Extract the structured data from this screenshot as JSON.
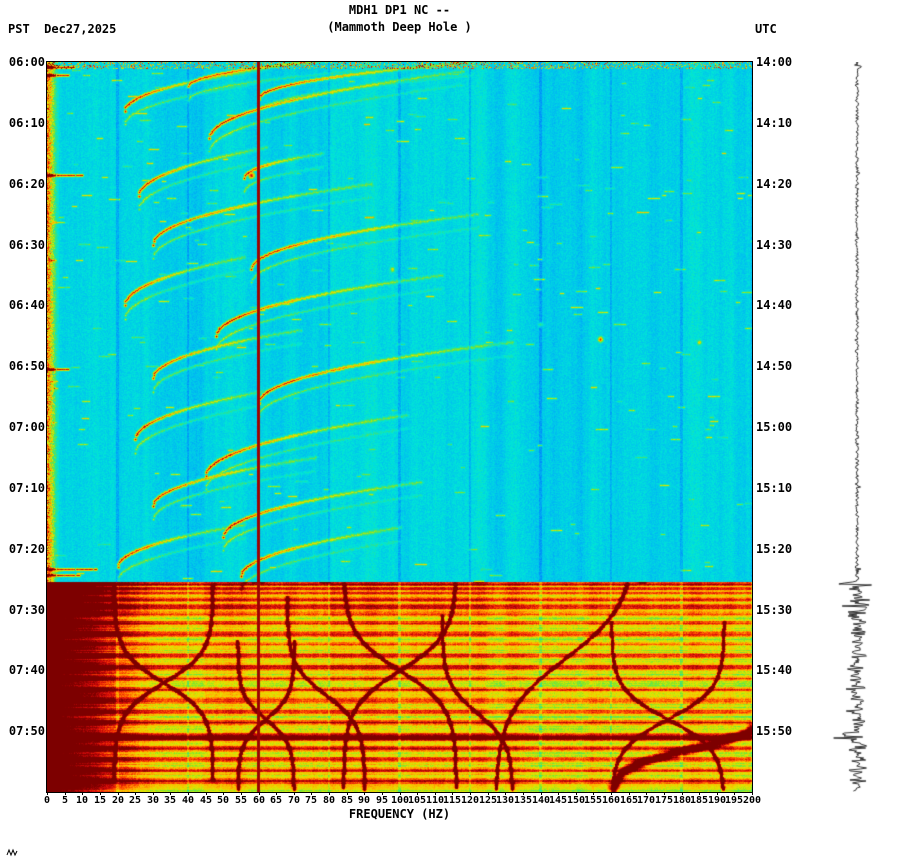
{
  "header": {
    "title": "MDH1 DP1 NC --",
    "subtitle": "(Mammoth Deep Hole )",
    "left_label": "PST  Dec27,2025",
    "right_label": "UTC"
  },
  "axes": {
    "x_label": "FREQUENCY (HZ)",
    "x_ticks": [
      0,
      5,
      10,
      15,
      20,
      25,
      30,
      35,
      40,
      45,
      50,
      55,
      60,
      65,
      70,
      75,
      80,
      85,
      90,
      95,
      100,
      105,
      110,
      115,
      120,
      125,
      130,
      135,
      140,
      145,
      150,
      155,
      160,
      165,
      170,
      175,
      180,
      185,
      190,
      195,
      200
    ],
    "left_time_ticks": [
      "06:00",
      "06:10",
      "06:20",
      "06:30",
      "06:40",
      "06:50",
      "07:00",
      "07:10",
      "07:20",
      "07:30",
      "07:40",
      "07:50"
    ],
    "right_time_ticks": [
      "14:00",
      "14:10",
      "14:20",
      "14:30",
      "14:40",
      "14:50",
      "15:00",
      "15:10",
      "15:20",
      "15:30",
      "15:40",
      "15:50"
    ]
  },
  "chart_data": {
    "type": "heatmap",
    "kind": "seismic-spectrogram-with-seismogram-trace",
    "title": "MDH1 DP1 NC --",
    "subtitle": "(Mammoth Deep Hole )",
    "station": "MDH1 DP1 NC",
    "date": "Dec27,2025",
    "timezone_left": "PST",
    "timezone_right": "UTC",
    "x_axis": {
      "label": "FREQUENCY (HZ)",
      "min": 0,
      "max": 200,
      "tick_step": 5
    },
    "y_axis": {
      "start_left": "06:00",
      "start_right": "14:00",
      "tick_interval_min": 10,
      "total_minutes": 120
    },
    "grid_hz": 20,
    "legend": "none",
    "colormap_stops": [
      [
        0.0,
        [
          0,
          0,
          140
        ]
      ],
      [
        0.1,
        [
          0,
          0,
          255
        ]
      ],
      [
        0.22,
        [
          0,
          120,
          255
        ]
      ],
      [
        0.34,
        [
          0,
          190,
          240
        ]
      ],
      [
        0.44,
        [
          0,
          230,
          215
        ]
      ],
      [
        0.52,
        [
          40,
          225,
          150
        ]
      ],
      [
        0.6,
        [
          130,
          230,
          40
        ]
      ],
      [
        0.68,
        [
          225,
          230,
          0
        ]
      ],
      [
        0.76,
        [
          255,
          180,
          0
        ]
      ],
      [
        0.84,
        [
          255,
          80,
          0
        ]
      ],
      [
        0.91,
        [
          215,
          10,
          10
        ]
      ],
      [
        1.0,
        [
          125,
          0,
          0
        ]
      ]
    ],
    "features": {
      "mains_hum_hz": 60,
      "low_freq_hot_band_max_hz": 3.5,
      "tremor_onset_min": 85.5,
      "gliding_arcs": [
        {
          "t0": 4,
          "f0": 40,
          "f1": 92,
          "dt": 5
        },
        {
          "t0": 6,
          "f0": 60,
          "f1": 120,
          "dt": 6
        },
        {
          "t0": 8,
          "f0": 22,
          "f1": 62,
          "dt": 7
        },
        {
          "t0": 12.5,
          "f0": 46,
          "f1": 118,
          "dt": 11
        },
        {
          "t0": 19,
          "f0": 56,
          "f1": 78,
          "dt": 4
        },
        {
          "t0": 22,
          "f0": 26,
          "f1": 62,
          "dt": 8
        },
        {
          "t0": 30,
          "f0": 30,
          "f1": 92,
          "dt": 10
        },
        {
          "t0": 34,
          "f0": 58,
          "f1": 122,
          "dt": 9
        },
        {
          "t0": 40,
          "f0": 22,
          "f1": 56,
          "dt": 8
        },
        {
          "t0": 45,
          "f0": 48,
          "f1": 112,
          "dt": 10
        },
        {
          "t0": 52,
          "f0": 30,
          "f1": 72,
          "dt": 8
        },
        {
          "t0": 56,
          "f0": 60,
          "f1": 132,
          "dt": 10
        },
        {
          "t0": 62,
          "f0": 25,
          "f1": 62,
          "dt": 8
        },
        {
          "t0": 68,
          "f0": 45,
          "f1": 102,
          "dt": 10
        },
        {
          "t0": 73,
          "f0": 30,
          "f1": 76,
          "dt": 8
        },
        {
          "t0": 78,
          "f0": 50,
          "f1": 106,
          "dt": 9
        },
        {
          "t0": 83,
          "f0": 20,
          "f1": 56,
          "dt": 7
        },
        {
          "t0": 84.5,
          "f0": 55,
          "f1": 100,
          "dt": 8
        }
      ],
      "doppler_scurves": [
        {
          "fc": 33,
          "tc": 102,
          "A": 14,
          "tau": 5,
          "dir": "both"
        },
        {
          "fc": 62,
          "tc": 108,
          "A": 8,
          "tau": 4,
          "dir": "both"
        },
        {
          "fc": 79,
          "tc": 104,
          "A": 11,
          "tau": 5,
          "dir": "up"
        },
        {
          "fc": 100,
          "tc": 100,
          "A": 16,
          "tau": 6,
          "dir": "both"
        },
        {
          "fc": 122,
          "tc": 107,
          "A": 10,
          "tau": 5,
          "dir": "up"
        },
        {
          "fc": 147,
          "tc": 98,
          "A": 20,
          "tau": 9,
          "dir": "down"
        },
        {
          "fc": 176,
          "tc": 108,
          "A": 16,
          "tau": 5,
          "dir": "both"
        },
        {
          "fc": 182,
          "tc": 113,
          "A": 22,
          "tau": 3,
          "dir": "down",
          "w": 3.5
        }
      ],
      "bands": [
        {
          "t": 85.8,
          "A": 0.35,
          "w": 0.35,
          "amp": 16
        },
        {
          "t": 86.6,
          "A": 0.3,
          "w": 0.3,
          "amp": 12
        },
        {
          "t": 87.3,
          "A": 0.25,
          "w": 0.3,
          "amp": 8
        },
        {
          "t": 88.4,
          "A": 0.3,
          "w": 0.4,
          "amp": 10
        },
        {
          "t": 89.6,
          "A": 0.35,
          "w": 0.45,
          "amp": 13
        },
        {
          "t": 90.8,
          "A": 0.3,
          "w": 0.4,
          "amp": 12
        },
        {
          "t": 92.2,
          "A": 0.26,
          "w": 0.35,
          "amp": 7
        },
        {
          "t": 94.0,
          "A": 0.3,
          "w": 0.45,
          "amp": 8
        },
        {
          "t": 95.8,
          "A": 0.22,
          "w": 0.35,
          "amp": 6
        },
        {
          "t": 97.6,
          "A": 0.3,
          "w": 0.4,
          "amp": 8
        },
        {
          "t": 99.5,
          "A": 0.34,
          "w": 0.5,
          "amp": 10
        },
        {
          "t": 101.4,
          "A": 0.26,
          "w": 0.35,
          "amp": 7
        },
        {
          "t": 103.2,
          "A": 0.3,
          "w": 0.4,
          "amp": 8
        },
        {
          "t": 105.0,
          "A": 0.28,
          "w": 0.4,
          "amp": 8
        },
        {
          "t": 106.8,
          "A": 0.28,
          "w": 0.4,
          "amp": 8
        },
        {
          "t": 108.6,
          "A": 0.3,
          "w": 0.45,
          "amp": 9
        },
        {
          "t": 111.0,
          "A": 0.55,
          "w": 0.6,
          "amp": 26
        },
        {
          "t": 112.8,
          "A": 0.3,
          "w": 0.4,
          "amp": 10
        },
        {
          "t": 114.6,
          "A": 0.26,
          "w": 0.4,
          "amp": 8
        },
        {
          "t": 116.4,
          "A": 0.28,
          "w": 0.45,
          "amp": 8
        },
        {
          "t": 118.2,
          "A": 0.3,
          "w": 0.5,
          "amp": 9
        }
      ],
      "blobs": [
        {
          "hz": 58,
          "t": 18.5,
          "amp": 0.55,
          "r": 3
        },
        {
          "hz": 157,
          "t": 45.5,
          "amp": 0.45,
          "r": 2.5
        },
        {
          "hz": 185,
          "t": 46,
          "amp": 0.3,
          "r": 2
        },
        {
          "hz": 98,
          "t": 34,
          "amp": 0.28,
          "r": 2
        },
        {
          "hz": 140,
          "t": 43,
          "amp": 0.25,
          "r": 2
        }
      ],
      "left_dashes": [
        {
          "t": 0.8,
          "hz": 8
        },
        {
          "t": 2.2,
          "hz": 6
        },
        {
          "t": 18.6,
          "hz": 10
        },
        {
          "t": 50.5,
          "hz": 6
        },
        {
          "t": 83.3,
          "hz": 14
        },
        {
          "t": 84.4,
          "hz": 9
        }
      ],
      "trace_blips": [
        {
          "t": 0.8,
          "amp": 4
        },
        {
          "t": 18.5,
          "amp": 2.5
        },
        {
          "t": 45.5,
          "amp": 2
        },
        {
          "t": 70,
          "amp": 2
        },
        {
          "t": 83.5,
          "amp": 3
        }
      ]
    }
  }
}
+ + + +
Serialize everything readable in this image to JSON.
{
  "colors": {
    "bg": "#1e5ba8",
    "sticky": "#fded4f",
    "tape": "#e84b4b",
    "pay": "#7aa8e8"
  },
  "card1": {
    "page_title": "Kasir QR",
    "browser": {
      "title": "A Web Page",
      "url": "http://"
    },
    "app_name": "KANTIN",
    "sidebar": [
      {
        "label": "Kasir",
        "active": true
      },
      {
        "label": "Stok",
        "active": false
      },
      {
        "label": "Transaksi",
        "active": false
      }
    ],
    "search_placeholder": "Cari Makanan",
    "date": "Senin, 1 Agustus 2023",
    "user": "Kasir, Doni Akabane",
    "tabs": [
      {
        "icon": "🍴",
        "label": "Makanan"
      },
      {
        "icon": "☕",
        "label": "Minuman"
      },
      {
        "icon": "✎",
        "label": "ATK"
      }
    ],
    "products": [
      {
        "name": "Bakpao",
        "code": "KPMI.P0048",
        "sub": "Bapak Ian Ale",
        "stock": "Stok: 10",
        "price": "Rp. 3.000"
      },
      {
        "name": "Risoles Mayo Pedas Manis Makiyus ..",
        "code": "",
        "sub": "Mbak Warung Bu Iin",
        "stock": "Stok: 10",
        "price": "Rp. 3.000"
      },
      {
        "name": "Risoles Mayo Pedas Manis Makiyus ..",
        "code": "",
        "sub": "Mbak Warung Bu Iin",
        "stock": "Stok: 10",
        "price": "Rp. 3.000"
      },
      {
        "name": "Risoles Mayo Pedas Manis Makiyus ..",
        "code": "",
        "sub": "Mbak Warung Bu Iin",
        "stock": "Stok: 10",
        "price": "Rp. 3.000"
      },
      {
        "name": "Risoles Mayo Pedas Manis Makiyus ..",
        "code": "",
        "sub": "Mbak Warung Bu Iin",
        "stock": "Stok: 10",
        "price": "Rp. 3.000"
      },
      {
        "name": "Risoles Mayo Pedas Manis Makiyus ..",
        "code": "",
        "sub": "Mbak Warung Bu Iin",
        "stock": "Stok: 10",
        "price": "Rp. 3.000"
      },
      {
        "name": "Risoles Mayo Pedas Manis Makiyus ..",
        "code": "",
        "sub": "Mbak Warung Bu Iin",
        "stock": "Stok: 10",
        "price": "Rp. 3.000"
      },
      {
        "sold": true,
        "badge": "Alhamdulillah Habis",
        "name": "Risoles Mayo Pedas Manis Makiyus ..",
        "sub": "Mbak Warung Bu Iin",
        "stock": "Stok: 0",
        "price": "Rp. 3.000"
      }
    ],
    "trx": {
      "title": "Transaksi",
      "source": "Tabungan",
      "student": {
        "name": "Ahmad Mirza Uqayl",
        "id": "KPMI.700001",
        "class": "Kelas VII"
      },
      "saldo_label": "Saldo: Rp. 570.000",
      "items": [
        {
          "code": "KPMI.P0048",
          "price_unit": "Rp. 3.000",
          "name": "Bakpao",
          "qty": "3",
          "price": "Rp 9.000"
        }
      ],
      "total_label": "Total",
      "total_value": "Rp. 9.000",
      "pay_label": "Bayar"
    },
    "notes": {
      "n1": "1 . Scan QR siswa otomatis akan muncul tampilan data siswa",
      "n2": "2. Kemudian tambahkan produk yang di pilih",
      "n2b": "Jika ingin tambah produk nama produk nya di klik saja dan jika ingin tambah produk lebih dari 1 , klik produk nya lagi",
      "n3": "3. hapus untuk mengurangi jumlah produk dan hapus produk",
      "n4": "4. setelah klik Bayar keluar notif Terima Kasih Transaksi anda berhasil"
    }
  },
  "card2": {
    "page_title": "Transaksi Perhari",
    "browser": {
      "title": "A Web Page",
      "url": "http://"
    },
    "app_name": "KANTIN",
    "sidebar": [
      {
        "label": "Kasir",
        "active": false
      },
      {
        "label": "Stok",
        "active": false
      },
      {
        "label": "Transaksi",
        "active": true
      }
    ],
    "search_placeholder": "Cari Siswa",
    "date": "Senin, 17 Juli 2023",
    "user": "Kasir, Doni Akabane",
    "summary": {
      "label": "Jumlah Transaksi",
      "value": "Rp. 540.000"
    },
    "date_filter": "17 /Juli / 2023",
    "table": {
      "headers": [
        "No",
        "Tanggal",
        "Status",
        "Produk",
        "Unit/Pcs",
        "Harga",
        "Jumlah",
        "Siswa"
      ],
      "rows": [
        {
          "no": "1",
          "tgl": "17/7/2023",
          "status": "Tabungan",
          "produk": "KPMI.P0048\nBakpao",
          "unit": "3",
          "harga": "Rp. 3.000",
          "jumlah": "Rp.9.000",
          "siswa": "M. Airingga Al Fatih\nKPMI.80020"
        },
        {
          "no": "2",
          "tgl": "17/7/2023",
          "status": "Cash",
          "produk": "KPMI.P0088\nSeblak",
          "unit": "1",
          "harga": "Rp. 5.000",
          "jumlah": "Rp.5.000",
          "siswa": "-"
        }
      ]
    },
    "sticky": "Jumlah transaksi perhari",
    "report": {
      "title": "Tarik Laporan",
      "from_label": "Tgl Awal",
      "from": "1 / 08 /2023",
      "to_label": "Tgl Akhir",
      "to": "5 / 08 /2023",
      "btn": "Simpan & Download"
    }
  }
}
+ + + +
Exercise description: Whichever lines contain the string "JSON", select and copy them.

Correct answer:
Extract the structured data from this screenshot as JSON.
Serialize everything readable in this image to JSON.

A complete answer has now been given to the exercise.